* [Task to carry out]: Pictures do not belong in the copy; quote every entry below exactly.

[Dataset rows about figures]
>> BEGIN
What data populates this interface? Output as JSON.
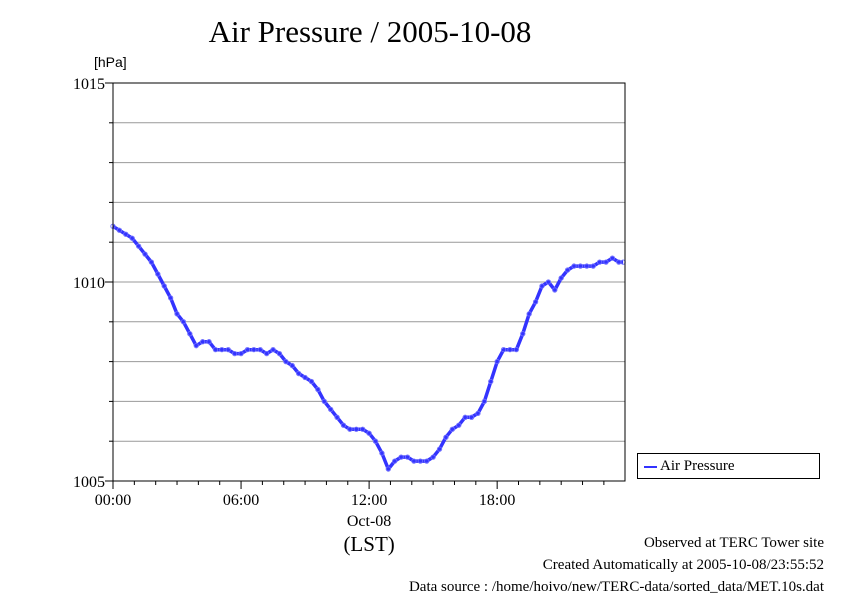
{
  "chart_data": {
    "type": "line",
    "title": "Air Pressure / 2005-10-08",
    "ylabel": "[hPa]",
    "xlabel": "(LST)",
    "date_label": "Oct-08",
    "ylim": [
      1005,
      1015
    ],
    "xlim": [
      0,
      23.99
    ],
    "yticks": [
      "1005",
      "1010",
      "1015"
    ],
    "xticks": [
      {
        "hour": 0,
        "label": "00:00"
      },
      {
        "hour": 6,
        "label": "06:00"
      },
      {
        "hour": 12,
        "label": "12:00"
      },
      {
        "hour": 18,
        "label": "18:00"
      }
    ],
    "grid": "horizontal",
    "legend_position": "right",
    "series": [
      {
        "name": "Air Pressure",
        "color": "#3333ff",
        "x": [
          0.0,
          0.3,
          0.6,
          0.9,
          1.2,
          1.5,
          1.8,
          2.1,
          2.4,
          2.7,
          3.0,
          3.3,
          3.6,
          3.9,
          4.2,
          4.5,
          4.8,
          5.1,
          5.4,
          5.7,
          6.0,
          6.3,
          6.6,
          6.9,
          7.2,
          7.5,
          7.8,
          8.1,
          8.4,
          8.7,
          9.0,
          9.3,
          9.6,
          9.9,
          10.2,
          10.5,
          10.8,
          11.1,
          11.4,
          11.7,
          12.0,
          12.3,
          12.6,
          12.9,
          13.2,
          13.5,
          13.8,
          14.1,
          14.4,
          14.7,
          15.0,
          15.3,
          15.6,
          15.9,
          16.2,
          16.5,
          16.8,
          17.1,
          17.4,
          17.7,
          18.0,
          18.3,
          18.6,
          18.9,
          19.2,
          19.5,
          19.8,
          20.1,
          20.4,
          20.7,
          21.0,
          21.3,
          21.6,
          21.9,
          22.2,
          22.5,
          22.8,
          23.1,
          23.4,
          23.7,
          23.9
        ],
        "values": [
          1011.4,
          1011.3,
          1011.2,
          1011.1,
          1010.9,
          1010.7,
          1010.5,
          1010.2,
          1009.9,
          1009.6,
          1009.2,
          1009.0,
          1008.7,
          1008.4,
          1008.5,
          1008.5,
          1008.3,
          1008.3,
          1008.3,
          1008.2,
          1008.2,
          1008.3,
          1008.3,
          1008.3,
          1008.2,
          1008.3,
          1008.2,
          1008.0,
          1007.9,
          1007.7,
          1007.6,
          1007.5,
          1007.3,
          1007.0,
          1006.8,
          1006.6,
          1006.4,
          1006.3,
          1006.3,
          1006.3,
          1006.2,
          1006.0,
          1005.7,
          1005.3,
          1005.5,
          1005.6,
          1005.6,
          1005.5,
          1005.5,
          1005.5,
          1005.6,
          1005.8,
          1006.1,
          1006.3,
          1006.4,
          1006.6,
          1006.6,
          1006.7,
          1007.0,
          1007.5,
          1008.0,
          1008.3,
          1008.3,
          1008.3,
          1008.7,
          1009.2,
          1009.5,
          1009.9,
          1010.0,
          1009.8,
          1010.1,
          1010.3,
          1010.4,
          1010.4,
          1010.4,
          1010.4,
          1010.5,
          1010.5,
          1010.6,
          1010.5,
          1010.5
        ]
      }
    ]
  },
  "footer": {
    "line1": "Observed at TERC Tower site",
    "line2": "Created Automatically at 2005-10-08/23:55:52",
    "line3": "Data source : /home/hoivo/new/TERC-data/sorted_data/MET.10s.dat"
  }
}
>> END
* [Output of the exercise]:
What data populates this interface? Output as JSON.
{
  "chart_data": {
    "type": "line",
    "title": "Air Pressure / 2005-10-08",
    "ylabel": "[hPa]",
    "xlabel": "(LST)",
    "date_label": "Oct-08",
    "ylim": [
      1005,
      1015
    ],
    "xlim": [
      0,
      23.99
    ],
    "yticks": [
      "1005",
      "1010",
      "1015"
    ],
    "xticks": [
      {
        "hour": 0,
        "label": "00:00"
      },
      {
        "hour": 6,
        "label": "06:00"
      },
      {
        "hour": 12,
        "label": "12:00"
      },
      {
        "hour": 18,
        "label": "18:00"
      }
    ],
    "grid": "horizontal",
    "legend_position": "right",
    "series": [
      {
        "name": "Air Pressure",
        "color": "#3333ff",
        "x": [
          0.0,
          0.3,
          0.6,
          0.9,
          1.2,
          1.5,
          1.8,
          2.1,
          2.4,
          2.7,
          3.0,
          3.3,
          3.6,
          3.9,
          4.2,
          4.5,
          4.8,
          5.1,
          5.4,
          5.7,
          6.0,
          6.3,
          6.6,
          6.9,
          7.2,
          7.5,
          7.8,
          8.1,
          8.4,
          8.7,
          9.0,
          9.3,
          9.6,
          9.9,
          10.2,
          10.5,
          10.8,
          11.1,
          11.4,
          11.7,
          12.0,
          12.3,
          12.6,
          12.9,
          13.2,
          13.5,
          13.8,
          14.1,
          14.4,
          14.7,
          15.0,
          15.3,
          15.6,
          15.9,
          16.2,
          16.5,
          16.8,
          17.1,
          17.4,
          17.7,
          18.0,
          18.3,
          18.6,
          18.9,
          19.2,
          19.5,
          19.8,
          20.1,
          20.4,
          20.7,
          21.0,
          21.3,
          21.6,
          21.9,
          22.2,
          22.5,
          22.8,
          23.1,
          23.4,
          23.7,
          23.9
        ],
        "values": [
          1011.4,
          1011.3,
          1011.2,
          1011.1,
          1010.9,
          1010.7,
          1010.5,
          1010.2,
          1009.9,
          1009.6,
          1009.2,
          1009.0,
          1008.7,
          1008.4,
          1008.5,
          1008.5,
          1008.3,
          1008.3,
          1008.3,
          1008.2,
          1008.2,
          1008.3,
          1008.3,
          1008.3,
          1008.2,
          1008.3,
          1008.2,
          1008.0,
          1007.9,
          1007.7,
          1007.6,
          1007.5,
          1007.3,
          1007.0,
          1006.8,
          1006.6,
          1006.4,
          1006.3,
          1006.3,
          1006.3,
          1006.2,
          1006.0,
          1005.7,
          1005.3,
          1005.5,
          1005.6,
          1005.6,
          1005.5,
          1005.5,
          1005.5,
          1005.6,
          1005.8,
          1006.1,
          1006.3,
          1006.4,
          1006.6,
          1006.6,
          1006.7,
          1007.0,
          1007.5,
          1008.0,
          1008.3,
          1008.3,
          1008.3,
          1008.7,
          1009.2,
          1009.5,
          1009.9,
          1010.0,
          1009.8,
          1010.1,
          1010.3,
          1010.4,
          1010.4,
          1010.4,
          1010.4,
          1010.5,
          1010.5,
          1010.6,
          1010.5,
          1010.5
        ]
      }
    ]
  },
  "footer": {
    "line1": "Observed at TERC Tower site",
    "line2": "Created Automatically at 2005-10-08/23:55:52",
    "line3": "Data source : /home/hoivo/new/TERC-data/sorted_data/MET.10s.dat"
  }
}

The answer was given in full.